What is required: Can you transcribe every line exactly and leave the pictures behind?

Data records:
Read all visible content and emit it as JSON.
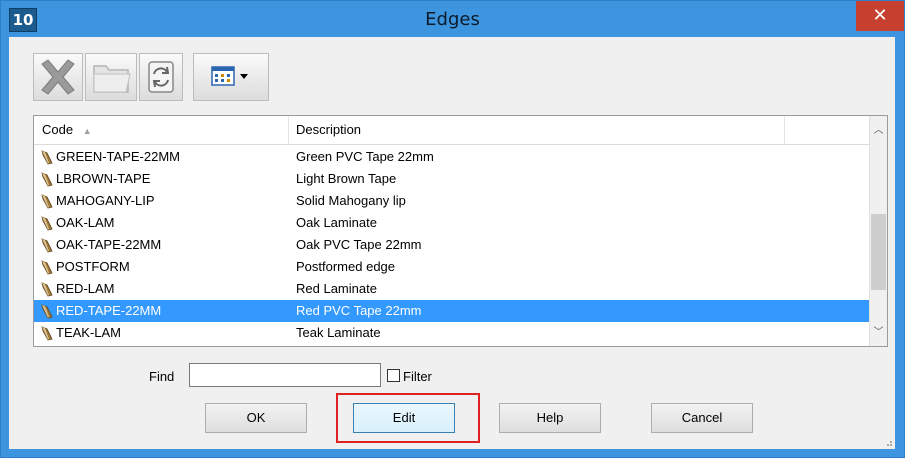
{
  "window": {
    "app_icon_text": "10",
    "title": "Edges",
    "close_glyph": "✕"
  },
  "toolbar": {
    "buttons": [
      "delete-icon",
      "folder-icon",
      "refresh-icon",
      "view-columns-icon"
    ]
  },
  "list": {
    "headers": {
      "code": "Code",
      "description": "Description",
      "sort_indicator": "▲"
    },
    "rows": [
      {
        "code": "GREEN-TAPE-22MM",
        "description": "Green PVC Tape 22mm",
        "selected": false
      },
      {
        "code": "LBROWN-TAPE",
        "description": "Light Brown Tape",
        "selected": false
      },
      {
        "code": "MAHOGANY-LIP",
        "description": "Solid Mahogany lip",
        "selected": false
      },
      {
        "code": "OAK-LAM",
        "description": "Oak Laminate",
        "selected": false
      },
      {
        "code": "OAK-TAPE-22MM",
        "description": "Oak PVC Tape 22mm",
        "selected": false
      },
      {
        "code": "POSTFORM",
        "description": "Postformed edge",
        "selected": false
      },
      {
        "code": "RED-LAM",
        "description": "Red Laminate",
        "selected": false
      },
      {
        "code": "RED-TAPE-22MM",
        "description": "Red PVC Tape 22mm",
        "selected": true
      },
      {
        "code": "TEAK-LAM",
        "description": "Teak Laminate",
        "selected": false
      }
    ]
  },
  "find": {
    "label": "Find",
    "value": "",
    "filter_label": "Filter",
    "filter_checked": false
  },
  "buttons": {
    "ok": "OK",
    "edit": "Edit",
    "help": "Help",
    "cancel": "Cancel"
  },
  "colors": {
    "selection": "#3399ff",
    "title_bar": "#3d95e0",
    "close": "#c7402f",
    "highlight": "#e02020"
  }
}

Final result:
Read all visible content and emit it as JSON.
{
  "window": {
    "app_icon_text": "10",
    "title": "Edges",
    "close_glyph": "✕"
  },
  "toolbar": {
    "buttons": [
      "delete-icon",
      "folder-icon",
      "refresh-icon",
      "view-columns-icon"
    ]
  },
  "list": {
    "headers": {
      "code": "Code",
      "description": "Description",
      "sort_indicator": "▲"
    },
    "rows": [
      {
        "code": "GREEN-TAPE-22MM",
        "description": "Green PVC Tape 22mm",
        "selected": false
      },
      {
        "code": "LBROWN-TAPE",
        "description": "Light Brown Tape",
        "selected": false
      },
      {
        "code": "MAHOGANY-LIP",
        "description": "Solid Mahogany lip",
        "selected": false
      },
      {
        "code": "OAK-LAM",
        "description": "Oak Laminate",
        "selected": false
      },
      {
        "code": "OAK-TAPE-22MM",
        "description": "Oak PVC Tape 22mm",
        "selected": false
      },
      {
        "code": "POSTFORM",
        "description": "Postformed edge",
        "selected": false
      },
      {
        "code": "RED-LAM",
        "description": "Red Laminate",
        "selected": false
      },
      {
        "code": "RED-TAPE-22MM",
        "description": "Red PVC Tape 22mm",
        "selected": true
      },
      {
        "code": "TEAK-LAM",
        "description": "Teak Laminate",
        "selected": false
      }
    ]
  },
  "find": {
    "label": "Find",
    "value": "",
    "filter_label": "Filter",
    "filter_checked": false
  },
  "buttons": {
    "ok": "OK",
    "edit": "Edit",
    "help": "Help",
    "cancel": "Cancel"
  },
  "colors": {
    "selection": "#3399ff",
    "title_bar": "#3d95e0",
    "close": "#c7402f",
    "highlight": "#e02020"
  }
}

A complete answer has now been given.